_What is asked:_ Repeat every line of the listing below exactly, minus the pictures.

_Stored data:_

:::::

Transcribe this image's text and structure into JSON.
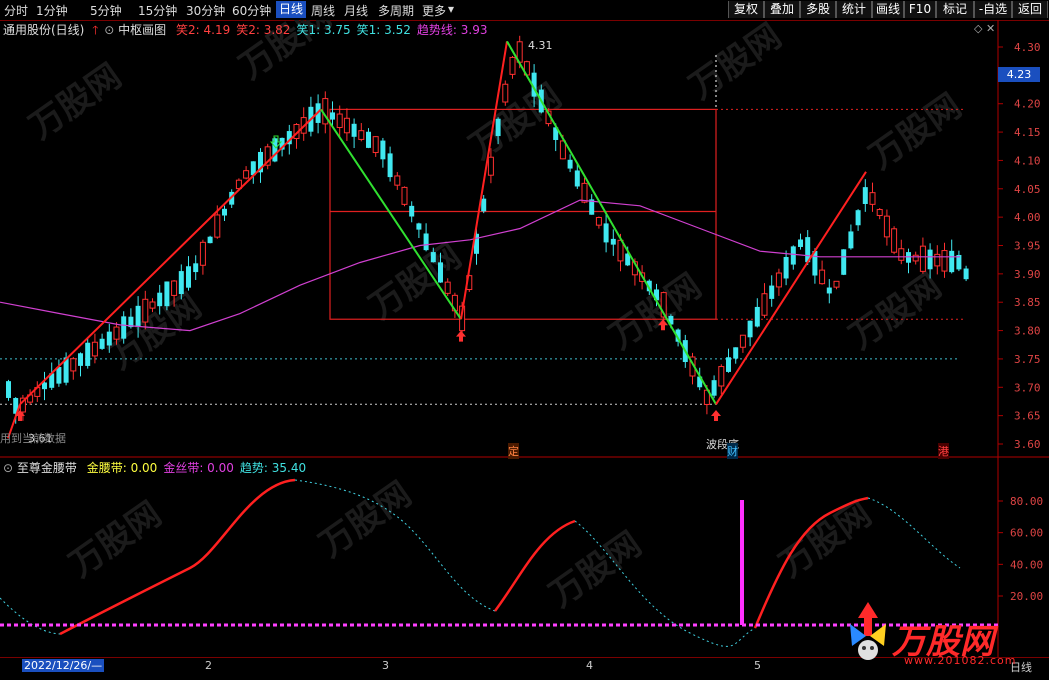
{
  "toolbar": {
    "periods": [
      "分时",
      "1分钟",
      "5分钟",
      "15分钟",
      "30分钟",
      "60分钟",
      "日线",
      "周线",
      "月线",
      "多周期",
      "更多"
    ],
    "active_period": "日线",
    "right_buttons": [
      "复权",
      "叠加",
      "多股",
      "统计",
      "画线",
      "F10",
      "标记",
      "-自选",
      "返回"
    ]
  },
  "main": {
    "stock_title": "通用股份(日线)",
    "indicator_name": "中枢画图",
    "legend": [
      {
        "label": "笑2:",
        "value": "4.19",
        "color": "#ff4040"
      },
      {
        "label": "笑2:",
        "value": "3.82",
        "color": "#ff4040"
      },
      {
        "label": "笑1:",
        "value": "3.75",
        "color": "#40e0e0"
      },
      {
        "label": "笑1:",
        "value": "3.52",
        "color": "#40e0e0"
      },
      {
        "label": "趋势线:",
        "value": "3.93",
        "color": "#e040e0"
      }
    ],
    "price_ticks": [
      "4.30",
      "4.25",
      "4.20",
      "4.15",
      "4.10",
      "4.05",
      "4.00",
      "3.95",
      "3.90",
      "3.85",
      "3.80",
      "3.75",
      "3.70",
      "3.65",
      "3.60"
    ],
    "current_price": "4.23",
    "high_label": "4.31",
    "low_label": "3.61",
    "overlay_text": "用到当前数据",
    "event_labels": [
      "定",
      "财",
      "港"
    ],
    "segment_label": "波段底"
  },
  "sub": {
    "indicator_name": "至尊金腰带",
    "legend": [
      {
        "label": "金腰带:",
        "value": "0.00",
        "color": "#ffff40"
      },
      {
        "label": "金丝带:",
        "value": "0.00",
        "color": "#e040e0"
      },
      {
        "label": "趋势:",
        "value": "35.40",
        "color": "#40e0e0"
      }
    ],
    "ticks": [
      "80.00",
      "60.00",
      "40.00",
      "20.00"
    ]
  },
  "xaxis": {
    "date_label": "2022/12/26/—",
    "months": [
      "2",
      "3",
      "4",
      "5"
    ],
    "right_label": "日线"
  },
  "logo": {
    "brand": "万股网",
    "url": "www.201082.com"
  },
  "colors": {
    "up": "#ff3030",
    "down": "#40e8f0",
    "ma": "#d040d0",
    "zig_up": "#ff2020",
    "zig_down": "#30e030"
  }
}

:::::

_Solved problem:_
Transcribe this image's text and structure into JSON.
{
  "toolbar": {
    "periods": [
      "分时",
      "1分钟",
      "5分钟",
      "15分钟",
      "30分钟",
      "60分钟",
      "日线",
      "周线",
      "月线",
      "多周期",
      "更多"
    ],
    "active_period": "日线",
    "right_buttons": [
      "复权",
      "叠加",
      "多股",
      "统计",
      "画线",
      "F10",
      "标记",
      "-自选",
      "返回"
    ]
  },
  "main": {
    "stock_title": "通用股份(日线)",
    "indicator_name": "中枢画图",
    "legend": [
      {
        "label": "笑2:",
        "value": "4.19",
        "color": "#ff4040"
      },
      {
        "label": "笑2:",
        "value": "3.82",
        "color": "#ff4040"
      },
      {
        "label": "笑1:",
        "value": "3.75",
        "color": "#40e0e0"
      },
      {
        "label": "笑1:",
        "value": "3.52",
        "color": "#40e0e0"
      },
      {
        "label": "趋势线:",
        "value": "3.93",
        "color": "#e040e0"
      }
    ],
    "price_ticks": [
      "4.30",
      "4.25",
      "4.20",
      "4.15",
      "4.10",
      "4.05",
      "4.00",
      "3.95",
      "3.90",
      "3.85",
      "3.80",
      "3.75",
      "3.70",
      "3.65",
      "3.60"
    ],
    "current_price": "4.23",
    "high_label": "4.31",
    "low_label": "3.61",
    "overlay_text": "用到当前数据",
    "event_labels": [
      "定",
      "财",
      "港"
    ],
    "segment_label": "波段底"
  },
  "sub": {
    "indicator_name": "至尊金腰带",
    "legend": [
      {
        "label": "金腰带:",
        "value": "0.00",
        "color": "#ffff40"
      },
      {
        "label": "金丝带:",
        "value": "0.00",
        "color": "#e040e0"
      },
      {
        "label": "趋势:",
        "value": "35.40",
        "color": "#40e0e0"
      }
    ],
    "ticks": [
      "80.00",
      "60.00",
      "40.00",
      "20.00"
    ]
  },
  "xaxis": {
    "date_label": "2022/12/26/—",
    "months": [
      "2",
      "3",
      "4",
      "5"
    ],
    "right_label": "日线"
  },
  "logo": {
    "brand": "万股网",
    "url": "www.201082.com"
  },
  "colors": {
    "up": "#ff3030",
    "down": "#40e8f0",
    "ma": "#d040d0",
    "zig_up": "#ff2020",
    "zig_down": "#30e030"
  }
}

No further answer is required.